** PROBLEM REQUIREMENTS **
From the listing below, copy every line with the word "России".

** INFORMATION PROVIDED **

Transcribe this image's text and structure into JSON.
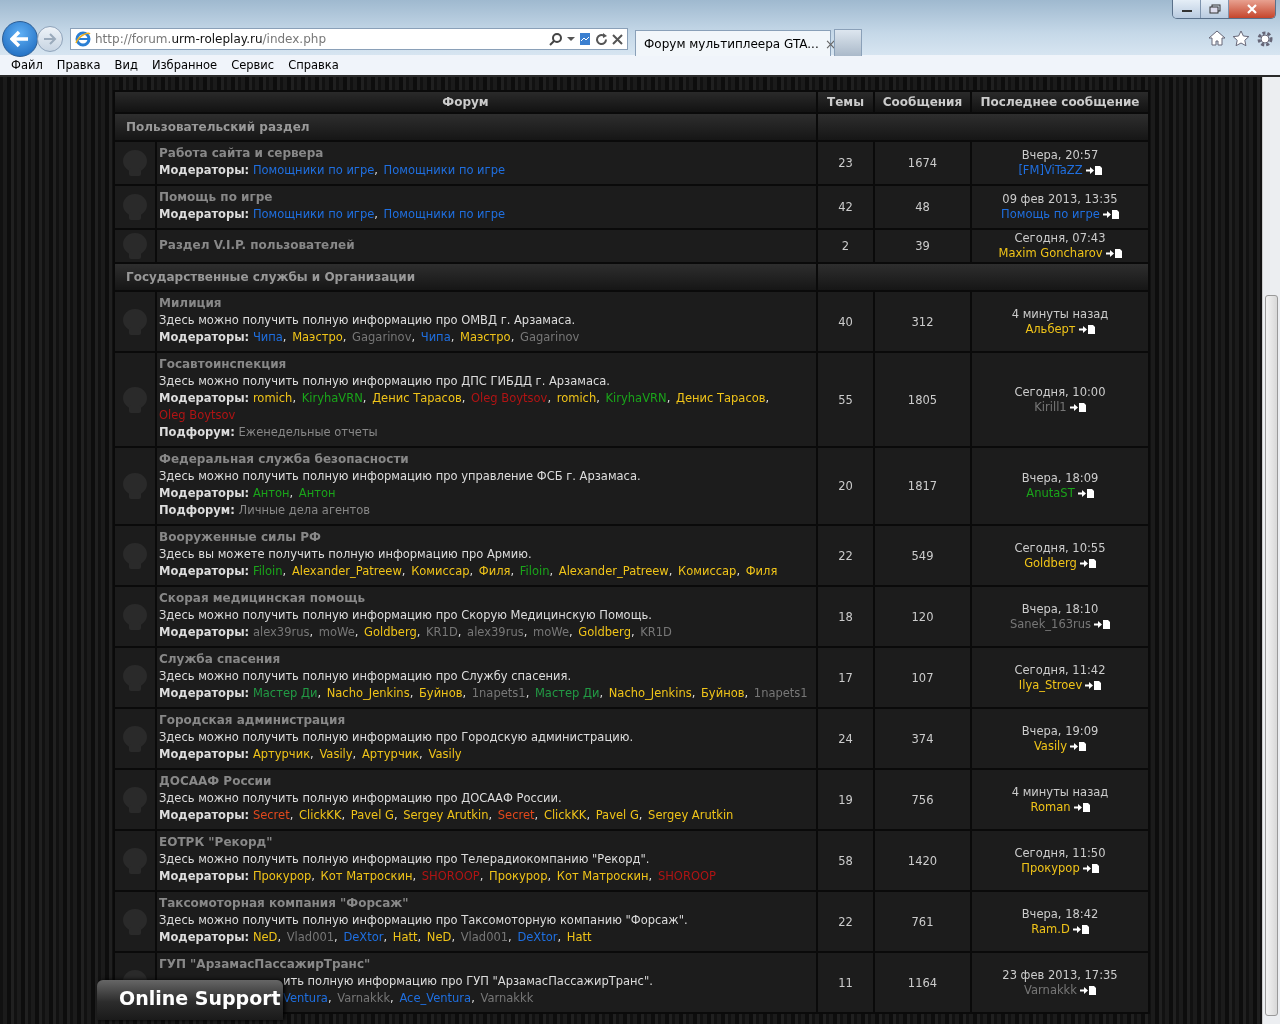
{
  "browser": {
    "address": {
      "prefix": "http://forum.",
      "domain": "urm-roleplay.ru",
      "path": "/index.php"
    },
    "tab_title": "Форум мультиплеера GTA...",
    "tab_close": "×"
  },
  "menu": [
    "Файл",
    "Правка",
    "Вид",
    "Избранное",
    "Сервис",
    "Справка"
  ],
  "table": {
    "columns": [
      "Форум",
      "Темы",
      "Сообщения",
      "Последнее сообщение"
    ],
    "separator": ",",
    "sections": [
      {
        "title": "Пользовательский раздел",
        "forums": [
          {
            "title": "Работа сайта и сервера",
            "moderators_label": "Модераторы:",
            "moderators": [
              {
                "name": "Помощники по игре",
                "color": "#1f6fe0"
              },
              {
                "name": "Помощники по игре",
                "color": "#1f6fe0"
              }
            ],
            "topics": "23",
            "posts": "1674",
            "last_time": "Вчера, 20:57",
            "last_author": {
              "name": "[FM]ViTaZZ",
              "color": "#1f6fe0"
            }
          },
          {
            "title": "Помощь по игре",
            "moderators_label": "Модераторы:",
            "moderators": [
              {
                "name": "Помощники по игре",
                "color": "#1f6fe0"
              },
              {
                "name": "Помощники по игре",
                "color": "#1f6fe0"
              }
            ],
            "topics": "42",
            "posts": "48",
            "last_time": "09 фев 2013, 13:35",
            "last_author": {
              "name": "Помощь по игре",
              "color": "#1f6fe0"
            }
          },
          {
            "title": "Раздел V.I.P. пользователей",
            "topics": "2",
            "posts": "39",
            "last_time": "Сегодня, 07:43",
            "last_author": {
              "name": "Maxim Goncharov",
              "color": "#f0c419"
            }
          }
        ]
      },
      {
        "title": "Государственные службы и Организации",
        "forums": [
          {
            "title": "Милиция",
            "description": "Здесь можно получить полную информацию про ОМВД г. Арзамаса.",
            "moderators_label": "Модераторы:",
            "moderators": [
              {
                "name": "Чипа",
                "color": "#1f6fe0"
              },
              {
                "name": "Маэстро",
                "color": "#f0c419"
              },
              {
                "name": "Gagarinov",
                "color": "#777777"
              },
              {
                "name": "Чипа",
                "color": "#1f6fe0"
              },
              {
                "name": "Маэстро",
                "color": "#f0c419"
              },
              {
                "name": "Gagarinov",
                "color": "#777777"
              }
            ],
            "topics": "40",
            "posts": "312",
            "last_time": "4 минуты назад",
            "last_author": {
              "name": "Альберт",
              "color": "#f0c419"
            }
          },
          {
            "title": "Госавтоинспекция",
            "description": "Здесь можно получить полную информацию про ДПС ГИБДД г. Арзамаса.",
            "moderators_label": "Модераторы:",
            "moderators": [
              {
                "name": "romich",
                "color": "#f0c419"
              },
              {
                "name": "KiryhaVRN",
                "color": "#1aa51a"
              },
              {
                "name": "Денис Тарасов",
                "color": "#f0c419"
              },
              {
                "name": "Oleg Boytsov",
                "color": "#b01414"
              },
              {
                "name": "romich",
                "color": "#f0c419"
              },
              {
                "name": "KiryhaVRN",
                "color": "#1aa51a"
              },
              {
                "name": "Денис Тарасов",
                "color": "#f0c419"
              },
              {
                "name": "Oleg Boytsov",
                "color": "#b01414"
              }
            ],
            "subforum_label": "Подфорум:",
            "subforum": "Еженедельные отчеты",
            "topics": "55",
            "posts": "1805",
            "last_time": "Сегодня, 10:00",
            "last_author": {
              "name": "Kirill1",
              "color": "#777777"
            }
          },
          {
            "title": "Федеральная служба безопасности",
            "description": "Здесь можно получить полную информацию про управление ФСБ г. Арзамаса.",
            "moderators_label": "Модераторы:",
            "moderators": [
              {
                "name": "Антон",
                "color": "#1aa51a"
              },
              {
                "name": "Антон",
                "color": "#1aa51a"
              }
            ],
            "subforum_label": "Подфорум:",
            "subforum": "Личные дела агентов",
            "topics": "20",
            "posts": "1817",
            "last_time": "Вчера, 18:09",
            "last_author": {
              "name": "AnutaST",
              "color": "#1aa51a"
            }
          },
          {
            "title": "Вооруженные силы РФ",
            "description": "Здесь вы можете получить полную информацию про Армию.",
            "moderators_label": "Модераторы:",
            "moderators": [
              {
                "name": "Filoin",
                "color": "#1aa51a"
              },
              {
                "name": "Alexander_Patreew",
                "color": "#f0c419"
              },
              {
                "name": "Комиссар",
                "color": "#f0c419"
              },
              {
                "name": "Филя",
                "color": "#f0c419"
              },
              {
                "name": "Filoin",
                "color": "#1aa51a"
              },
              {
                "name": "Alexander_Patreew",
                "color": "#f0c419"
              },
              {
                "name": "Комиссар",
                "color": "#f0c419"
              },
              {
                "name": "Филя",
                "color": "#f0c419"
              }
            ],
            "topics": "22",
            "posts": "549",
            "last_time": "Сегодня, 10:55",
            "last_author": {
              "name": "Goldberg",
              "color": "#f0c419"
            }
          },
          {
            "title": "Скорая медицинская помощь",
            "description": "Здесь можно получить полную информацию про Скорую Медицинскую Помощь.",
            "moderators_label": "Модераторы:",
            "moderators": [
              {
                "name": "alex39rus",
                "color": "#777777"
              },
              {
                "name": "moWe",
                "color": "#777777"
              },
              {
                "name": "Goldberg",
                "color": "#f0c419"
              },
              {
                "name": "KR1D",
                "color": "#777777"
              },
              {
                "name": "alex39rus",
                "color": "#777777"
              },
              {
                "name": "moWe",
                "color": "#777777"
              },
              {
                "name": "Goldberg",
                "color": "#f0c419"
              },
              {
                "name": "KR1D",
                "color": "#777777"
              }
            ],
            "topics": "18",
            "posts": "120",
            "last_time": "Вчера, 18:10",
            "last_author": {
              "name": "Sanek_163rus",
              "color": "#777777"
            }
          },
          {
            "title": "Служба спасения",
            "description": "Здесь можно получить полную информацию про Службу спасения.",
            "moderators_label": "Модераторы:",
            "moderators": [
              {
                "name": "Мастер Ди",
                "color": "#229944"
              },
              {
                "name": "Nacho_Jenkins",
                "color": "#f0c419"
              },
              {
                "name": "Буйнов",
                "color": "#f0c419"
              },
              {
                "name": "1napets1",
                "color": "#777777"
              },
              {
                "name": "Мастер Ди",
                "color": "#229944"
              },
              {
                "name": "Nacho_Jenkins",
                "color": "#f0c419"
              },
              {
                "name": "Буйнов",
                "color": "#f0c419"
              },
              {
                "name": "1napets1",
                "color": "#777777"
              }
            ],
            "topics": "17",
            "posts": "107",
            "last_time": "Сегодня, 11:42",
            "last_author": {
              "name": "Ilya_Stroev",
              "color": "#f0c419"
            }
          },
          {
            "title": "Городская администрация",
            "description": "Здесь можно получить полную информацию про Городскую администрацию.",
            "moderators_label": "Модераторы:",
            "moderators": [
              {
                "name": "Артурчик",
                "color": "#f0c419"
              },
              {
                "name": "Vasily",
                "color": "#f0c419"
              },
              {
                "name": "Артурчик",
                "color": "#f0c419"
              },
              {
                "name": "Vasily",
                "color": "#f0c419"
              }
            ],
            "topics": "24",
            "posts": "374",
            "last_time": "Вчера, 19:09",
            "last_author": {
              "name": "Vasily",
              "color": "#f0c419"
            }
          },
          {
            "title": "ДОСААФ России",
            "description": "Здесь можно получить полную информацию про ДОСААФ России.",
            "moderators_label": "Модераторы:",
            "moderators": [
              {
                "name": "Secret",
                "color": "#e2481c"
              },
              {
                "name": "ClickKK",
                "color": "#f0c419"
              },
              {
                "name": "Pavel G",
                "color": "#f0c419"
              },
              {
                "name": "Sergey Arutkin",
                "color": "#f0c419"
              },
              {
                "name": "Secret",
                "color": "#e2481c"
              },
              {
                "name": "ClickKK",
                "color": "#f0c419"
              },
              {
                "name": "Pavel G",
                "color": "#f0c419"
              },
              {
                "name": "Sergey Arutkin",
                "color": "#f0c419"
              }
            ],
            "topics": "19",
            "posts": "756",
            "last_time": "4 минуты назад",
            "last_author": {
              "name": "Roman",
              "color": "#f0c419"
            }
          },
          {
            "title": "ЕОТРК \"Рекорд\"",
            "description": "Здесь можно получить полную информацию про Телерадиокомпанию \"Рекорд\".",
            "moderators_label": "Модераторы:",
            "moderators": [
              {
                "name": "Прокурор",
                "color": "#f0c419"
              },
              {
                "name": "Кот Матроскин",
                "color": "#f0c419"
              },
              {
                "name": "SHOROOP",
                "color": "#b01414"
              },
              {
                "name": "Прокурор",
                "color": "#f0c419"
              },
              {
                "name": "Кот Матроскин",
                "color": "#f0c419"
              },
              {
                "name": "SHOROOP",
                "color": "#b01414"
              }
            ],
            "topics": "58",
            "posts": "1420",
            "last_time": "Сегодня, 11:50",
            "last_author": {
              "name": "Прокурор",
              "color": "#f0c419"
            }
          },
          {
            "title": "Таксомоторная компания \"Форсаж\"",
            "description": "Здесь можно получить полную информацию про Таксомоторную компанию \"Форсаж\".",
            "moderators_label": "Модераторы:",
            "moderators": [
              {
                "name": "NeD",
                "color": "#f0c419"
              },
              {
                "name": "Vlad001",
                "color": "#777777"
              },
              {
                "name": "DeXtor",
                "color": "#1f6fe0"
              },
              {
                "name": "Hatt",
                "color": "#f0c419"
              },
              {
                "name": "NeD",
                "color": "#f0c419"
              },
              {
                "name": "Vlad001",
                "color": "#777777"
              },
              {
                "name": "DeXtor",
                "color": "#1f6fe0"
              },
              {
                "name": "Hatt",
                "color": "#f0c419"
              }
            ],
            "topics": "22",
            "posts": "761",
            "last_time": "Вчера, 18:42",
            "last_author": {
              "name": "Ram.D",
              "color": "#f0c419"
            }
          },
          {
            "title": "ГУП \"АрзамасПассажирТранс\"",
            "covered": true,
            "description": "ить полную информацию про ГУП \"АрзамасПассажирТранс\".",
            "moderators": [
              {
                "name": "Ventura",
                "color": "#1f6fe0"
              },
              {
                "name": "Varnakkk",
                "color": "#777777"
              },
              {
                "name": "Ace_Ventura",
                "color": "#1f6fe0"
              },
              {
                "name": "Varnakkk",
                "color": "#777777"
              }
            ],
            "topics": "11",
            "posts": "1164",
            "last_time": "23 фев 2013, 17:35",
            "last_author": {
              "name": "Varnakkk",
              "color": "#777777"
            }
          }
        ]
      }
    ]
  },
  "overlay": {
    "label": "Online Support"
  }
}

** SOLUTION **
            "title": "ДОСААФ России",
            "description": "Здесь можно получить полную информацию про ДОСААФ России.",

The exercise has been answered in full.